● **What the task asks**: Set the data down again, exactly as it reads, but without the pictures.

[Begin]

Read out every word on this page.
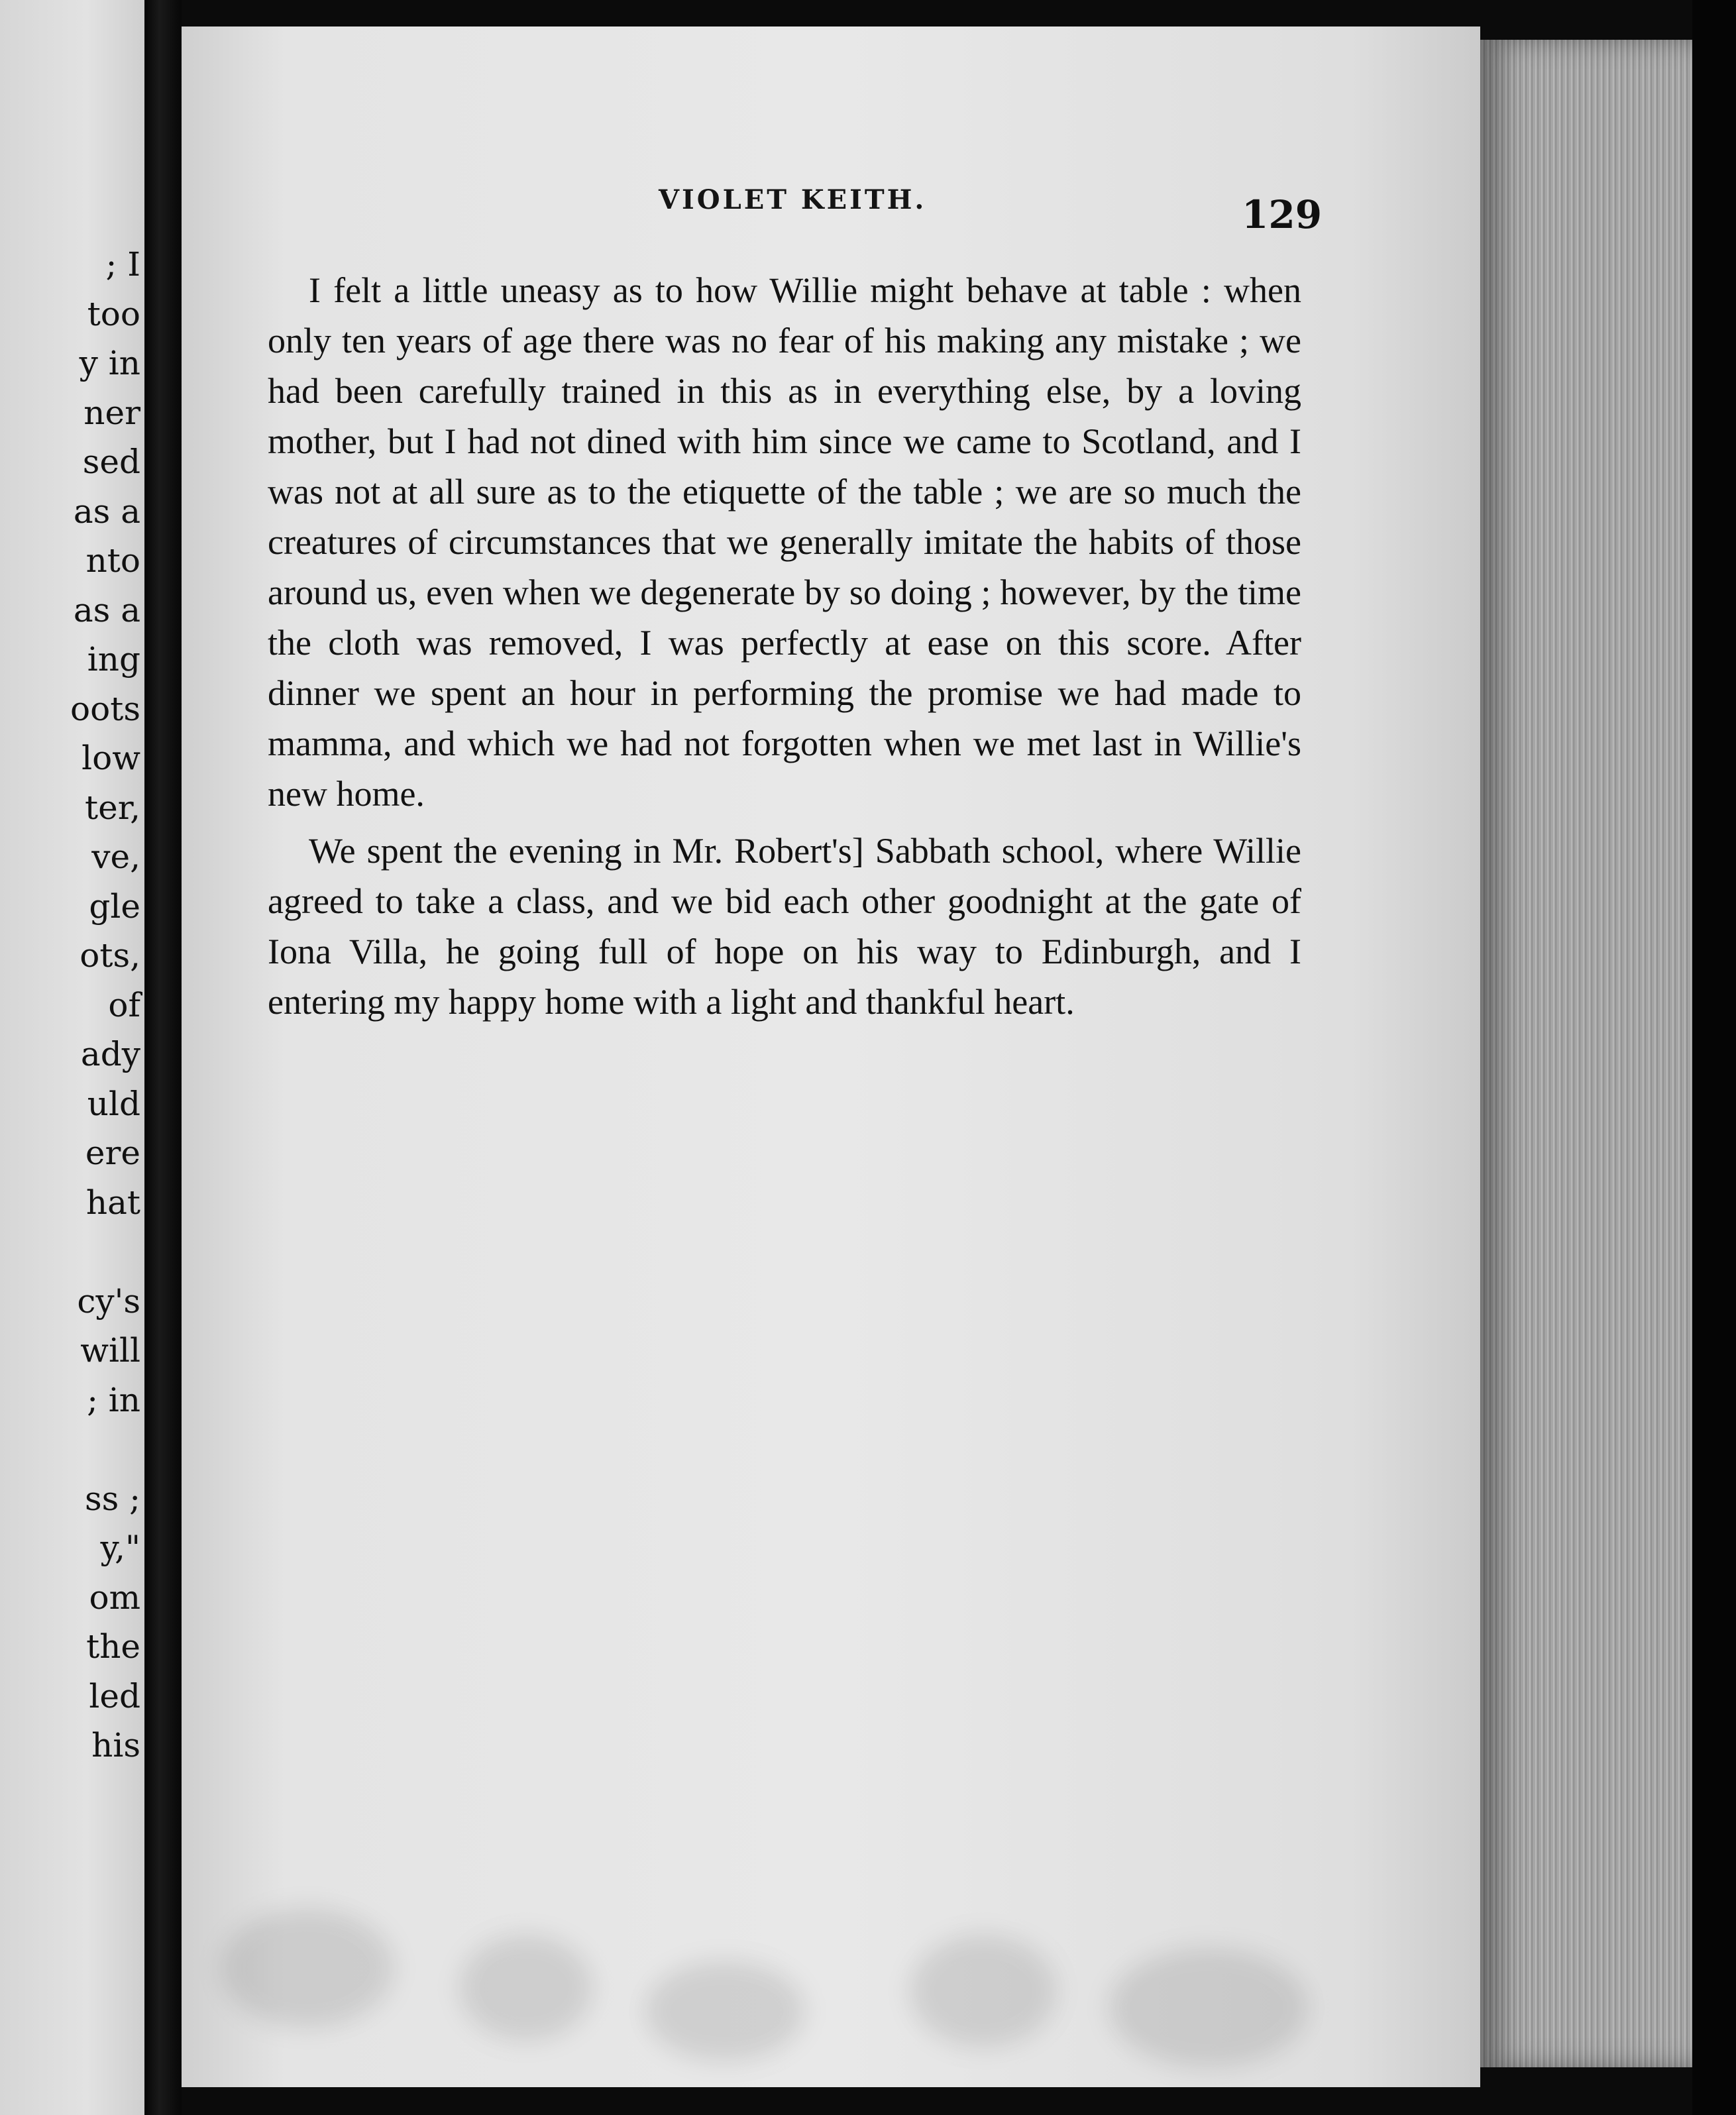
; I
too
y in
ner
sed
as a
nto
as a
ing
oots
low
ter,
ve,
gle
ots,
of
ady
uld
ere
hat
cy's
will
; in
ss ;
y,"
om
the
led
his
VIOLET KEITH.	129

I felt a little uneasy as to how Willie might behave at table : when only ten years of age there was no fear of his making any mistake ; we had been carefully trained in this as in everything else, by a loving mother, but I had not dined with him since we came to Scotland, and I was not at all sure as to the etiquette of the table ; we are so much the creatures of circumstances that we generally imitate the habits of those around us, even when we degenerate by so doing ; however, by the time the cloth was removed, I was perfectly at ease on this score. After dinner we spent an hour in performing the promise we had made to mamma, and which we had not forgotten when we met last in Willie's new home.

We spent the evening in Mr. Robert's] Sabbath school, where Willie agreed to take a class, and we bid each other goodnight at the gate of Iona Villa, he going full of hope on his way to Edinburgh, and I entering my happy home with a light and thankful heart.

[End]

● **Answer to this task**:
Read out every word on this page.
; I
too
y in
ner
sed
as a
nto
as a
ing
oots
low
ter,
ve,
gle
ots,
of
ady
uld
ere
hat
cy's
will
; in
ss ;
y,"
om
the
led
his
VIOLET KEITH.	129

I felt a little uneasy as to how Willie might behave at table : when only ten years of age there was no fear of his making any mistake ; we had been carefully trained in this as in everything else, by a loving mother, but I had not dined with him since we came to Scotland, and I was not at all sure as to the etiquette of the table ; we are so much the creatures of circumstances that we generally imitate the habits of those around us, even when we degenerate by so doing ; however, by the time the cloth was removed, I was perfectly at ease on this score. After dinner we spent an hour in performing the promise we had made to mamma, and which we had not forgotten when we met last in Willie's new home.

We spent the evening in Mr. Robert's] Sabbath school, where Willie agreed to take a class, and we bid each other goodnight at the gate of Iona Villa, he going full of hope on his way to Edinburgh, and I entering my happy home with a light and thankful heart.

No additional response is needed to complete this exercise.